## Task
Extract from the listing below every line that contains the string "sexo", matching case exactly.

Start of Stored records

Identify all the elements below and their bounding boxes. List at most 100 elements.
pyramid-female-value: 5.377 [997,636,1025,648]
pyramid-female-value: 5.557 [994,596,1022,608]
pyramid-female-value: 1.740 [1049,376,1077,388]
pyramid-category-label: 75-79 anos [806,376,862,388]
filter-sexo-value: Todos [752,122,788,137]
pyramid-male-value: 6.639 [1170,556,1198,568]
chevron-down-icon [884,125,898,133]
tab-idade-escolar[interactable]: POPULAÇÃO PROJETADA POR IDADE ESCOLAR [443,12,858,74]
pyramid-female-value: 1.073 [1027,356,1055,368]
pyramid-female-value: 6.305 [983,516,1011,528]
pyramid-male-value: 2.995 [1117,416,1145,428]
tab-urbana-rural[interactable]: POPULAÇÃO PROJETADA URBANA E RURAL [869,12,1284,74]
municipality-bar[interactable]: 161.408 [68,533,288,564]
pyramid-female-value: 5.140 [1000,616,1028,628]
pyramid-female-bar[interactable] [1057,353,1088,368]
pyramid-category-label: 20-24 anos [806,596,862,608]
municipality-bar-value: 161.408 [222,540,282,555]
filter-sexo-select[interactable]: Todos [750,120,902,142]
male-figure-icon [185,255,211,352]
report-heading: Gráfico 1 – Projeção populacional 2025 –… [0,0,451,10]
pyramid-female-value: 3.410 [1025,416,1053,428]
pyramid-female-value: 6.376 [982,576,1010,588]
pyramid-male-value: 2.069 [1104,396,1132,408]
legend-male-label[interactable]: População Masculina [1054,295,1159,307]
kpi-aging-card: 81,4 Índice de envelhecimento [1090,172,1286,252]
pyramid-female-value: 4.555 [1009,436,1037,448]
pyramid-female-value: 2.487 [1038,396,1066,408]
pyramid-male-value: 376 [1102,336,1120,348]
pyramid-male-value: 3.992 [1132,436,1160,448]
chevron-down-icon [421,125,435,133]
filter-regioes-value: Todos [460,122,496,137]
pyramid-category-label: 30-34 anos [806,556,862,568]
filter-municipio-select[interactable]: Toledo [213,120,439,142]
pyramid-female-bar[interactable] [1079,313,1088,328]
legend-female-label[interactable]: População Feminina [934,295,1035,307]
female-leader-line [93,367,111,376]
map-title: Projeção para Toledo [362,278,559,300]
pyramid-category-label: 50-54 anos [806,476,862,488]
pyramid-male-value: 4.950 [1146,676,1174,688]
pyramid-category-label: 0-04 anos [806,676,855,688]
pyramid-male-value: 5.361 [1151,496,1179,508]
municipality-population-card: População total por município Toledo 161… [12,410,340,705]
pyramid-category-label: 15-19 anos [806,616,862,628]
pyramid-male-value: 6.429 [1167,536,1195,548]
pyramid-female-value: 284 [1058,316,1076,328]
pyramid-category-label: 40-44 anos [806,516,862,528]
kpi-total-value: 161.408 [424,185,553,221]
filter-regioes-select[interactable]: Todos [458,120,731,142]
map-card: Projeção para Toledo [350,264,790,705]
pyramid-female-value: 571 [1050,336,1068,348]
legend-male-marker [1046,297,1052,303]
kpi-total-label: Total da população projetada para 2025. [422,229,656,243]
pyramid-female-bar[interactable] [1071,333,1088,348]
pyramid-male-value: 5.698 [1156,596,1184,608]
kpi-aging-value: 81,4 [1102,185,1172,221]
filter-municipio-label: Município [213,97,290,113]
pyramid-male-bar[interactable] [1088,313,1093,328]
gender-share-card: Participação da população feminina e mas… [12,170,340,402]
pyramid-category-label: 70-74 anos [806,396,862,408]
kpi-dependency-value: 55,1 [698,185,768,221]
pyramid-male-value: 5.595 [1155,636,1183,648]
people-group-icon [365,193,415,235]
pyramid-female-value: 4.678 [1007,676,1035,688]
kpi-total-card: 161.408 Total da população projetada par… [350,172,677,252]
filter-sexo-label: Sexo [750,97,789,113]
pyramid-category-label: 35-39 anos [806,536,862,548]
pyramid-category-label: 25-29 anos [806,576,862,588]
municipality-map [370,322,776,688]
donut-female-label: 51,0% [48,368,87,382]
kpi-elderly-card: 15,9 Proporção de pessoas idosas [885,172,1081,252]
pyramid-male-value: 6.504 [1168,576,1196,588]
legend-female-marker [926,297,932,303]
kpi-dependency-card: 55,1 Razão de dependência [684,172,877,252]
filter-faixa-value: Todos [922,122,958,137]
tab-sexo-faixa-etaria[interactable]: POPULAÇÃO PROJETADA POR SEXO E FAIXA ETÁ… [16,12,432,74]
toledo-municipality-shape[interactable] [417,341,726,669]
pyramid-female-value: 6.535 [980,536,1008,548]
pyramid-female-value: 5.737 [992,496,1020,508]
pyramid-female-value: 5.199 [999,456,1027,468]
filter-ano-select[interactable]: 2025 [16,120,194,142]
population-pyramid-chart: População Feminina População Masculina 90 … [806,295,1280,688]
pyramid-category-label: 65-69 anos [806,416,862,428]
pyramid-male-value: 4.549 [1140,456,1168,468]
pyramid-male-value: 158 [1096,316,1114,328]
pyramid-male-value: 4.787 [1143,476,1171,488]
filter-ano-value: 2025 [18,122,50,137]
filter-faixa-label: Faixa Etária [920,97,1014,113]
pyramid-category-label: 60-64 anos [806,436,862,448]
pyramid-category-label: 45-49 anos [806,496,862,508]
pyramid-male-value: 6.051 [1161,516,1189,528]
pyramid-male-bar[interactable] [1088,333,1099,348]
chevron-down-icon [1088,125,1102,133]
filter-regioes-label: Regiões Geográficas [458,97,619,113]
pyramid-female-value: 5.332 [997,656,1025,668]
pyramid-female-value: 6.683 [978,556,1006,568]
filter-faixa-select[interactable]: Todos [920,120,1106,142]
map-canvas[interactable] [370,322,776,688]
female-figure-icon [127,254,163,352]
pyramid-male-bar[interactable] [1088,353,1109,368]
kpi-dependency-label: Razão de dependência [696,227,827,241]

End of Stored records

## Expected answer
filter-sexo-value: Todos [752,122,788,137]
filter-sexo-select[interactable]: Todos [750,120,902,142]
filter-sexo-label: Sexo [750,97,789,113]
tab-sexo-faixa-etaria[interactable]: POPULAÇÃO PROJETADA POR SEXO E FAIXA ETÁ… [16,12,432,74]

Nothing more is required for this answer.